**TASK INSTRUCTIONS**
Output the data word for word, dropping every image.

**Data records**
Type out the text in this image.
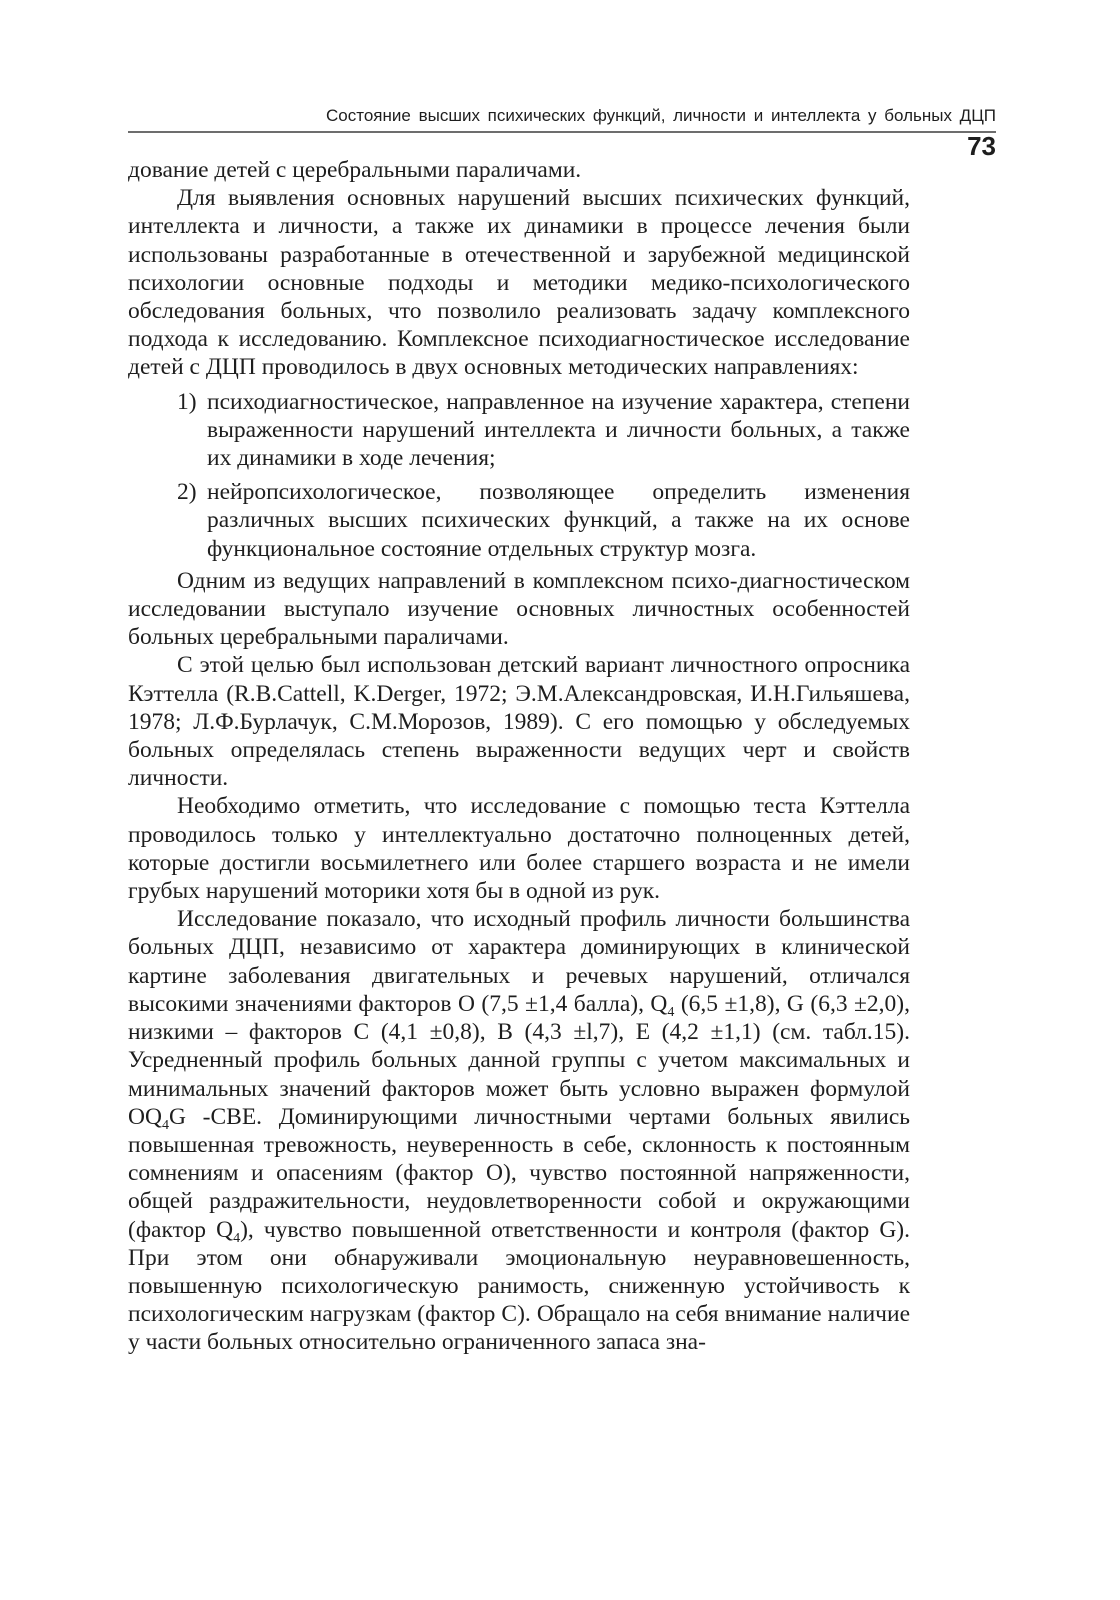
Состояние высших психических функций, личности и интеллекта у больных ДЦП
73

дование детей с церебральными параличами.

Для выявления основных нарушений высших психических функций, интеллекта и личности, а также их динамики в процессе лечения были использованы разработанные в отечественной и зарубежной медицинской психологии основные подходы и методики медико-психологического обследования больных, что позволило реализовать задачу комплексного подхода к исследованию. Комплексное психодиагностическое исследование детей с ДЦП проводилось в двух основных методических направлениях:

1) психодиагностическое, направленное на изучение характера, степени выраженности нарушений интеллекта и личности больных, а также их динамики в ходе лечения;

2) нейропсихологическое, позволяющее определить изменения различных высших психических функций, а также на их основе функциональное состояние отдельных структур мозга.

Одним из ведущих направлений в комплексном психо-диагностическом исследовании выступало изучение основных личностных особенностей больных церебральными параличами.

С этой целью был использован детский вариант личностного опросника Кэттелла (R.B.Cattell, K.Derger, 1972; Э.М.Александровская, И.Н.Гильяшева, 1978; Л.Ф.Бурлачук, С.М.Морозов, 1989). С его помощью у обследуемых больных определялась степень выраженности ведущих черт и свойств личности.

Необходимо отметить, что исследование с помощью теста Кэттелла проводилось только у интеллектуально достаточно полноценных детей, которые достигли восьмилетнего или более старшего возраста и не имели грубых нарушений моторики хотя бы в одной из рук.

Исследование показало, что исходный профиль личности большинства больных ДЦП, независимо от характера доминирующих в клинической картине заболевания двигательных и речевых нарушений, отличался высокими значениями факторов O (7,5 ±1,4 балла), $Q_4$ (6,5 ±1,8), G (6,3 ±2,0), низкими – факторов C (4,1 ±0,8), B (4,3 ±l,7), E (4,2 ±1,1) (см. табл.15). Усредненный профиль больных данной группы с учетом максимальных и минимальных значений факторов может быть условно выражен формулой $OQ_4G$ -CBE. Доминирующими личностными чертами больных явились повышенная тревожность, неуверенность в себе, склонность к постоянным сомнениям и опасениям (фактор O), чувство постоянной напряженности, общей раздражительности, неудовлетворенности собой и окружающими (фактор $Q_4$), чувство повышенной ответственности и контроля (фактор G). При этом они обнаруживали эмоциональную неуравновешенность, повышенную психологическую ранимость, сниженную устойчивость к психологическим нагрузкам (фактор C). Обращало на себя внимание наличие у части больных относительно ограниченного запаса зна-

**WRITTEN ANSWER**
Type out the text in this image.
Состояние высших психических функций, личности и интеллекта у больных ДЦП
73

дование детей с церебральными параличами.

Для выявления основных нарушений высших психических функций, интеллекта и личности, а также их динамики в процессе лечения были использованы разработанные в отечественной и зарубежной медицинской психологии основные подходы и методики медико-психологического обследования больных, что позволило реализовать задачу комплексного подхода к исследованию. Комплексное психодиагностическое исследование детей с ДЦП проводилось в двух основных методических направлениях:

1) психодиагностическое, направленное на изучение характера, степени выраженности нарушений интеллекта и личности больных, а также их динамики в ходе лечения;

2) нейропсихологическое, позволяющее определить изменения различных высших психических функций, а также на их основе функциональное состояние отдельных структур мозга.

Одним из ведущих направлений в комплексном психо-диагностическом исследовании выступало изучение основных личностных особенностей больных церебральными параличами.

С этой целью был использован детский вариант личностного опросника Кэттелла (R.B.Cattell, K.Derger, 1972; Э.М.Александровская, И.Н.Гильяшева, 1978; Л.Ф.Бурлачук, С.М.Морозов, 1989). С его помощью у обследуемых больных определялась степень выраженности ведущих черт и свойств личности.

Необходимо отметить, что исследование с помощью теста Кэттелла проводилось только у интеллектуально достаточно полноценных детей, которые достигли восьмилетнего или более старшего возраста и не имели грубых нарушений моторики хотя бы в одной из рук.

Исследование показало, что исходный профиль личности большинства больных ДЦП, независимо от характера доминирующих в клинической картине заболевания двигательных и речевых нарушений, отличался высокими значениями факторов O (7,5 ±1,4 балла), $Q_4$ (6,5 ±1,8), G (6,3 ±2,0), низкими – факторов C (4,1 ±0,8), B (4,3 ±l,7), E (4,2 ±1,1) (см. табл.15). Усредненный профиль больных данной группы с учетом максимальных и минимальных значений факторов может быть условно выражен формулой $OQ_4G$ -CBE. Доминирующими личностными чертами больных явились повышенная тревожность, неуверенность в себе, склонность к постоянным сомнениям и опасениям (фактор O), чувство постоянной напряженности, общей раздражительности, неудовлетворенности собой и окружающими (фактор $Q_4$), чувство повышенной ответственности и контроля (фактор G). При этом они обнаруживали эмоциональную неуравновешенность, повышенную психологическую ранимость, сниженную устойчивость к психологическим нагрузкам (фактор C). Обращало на себя внимание наличие у части больных относительно ограниченного запаса зна-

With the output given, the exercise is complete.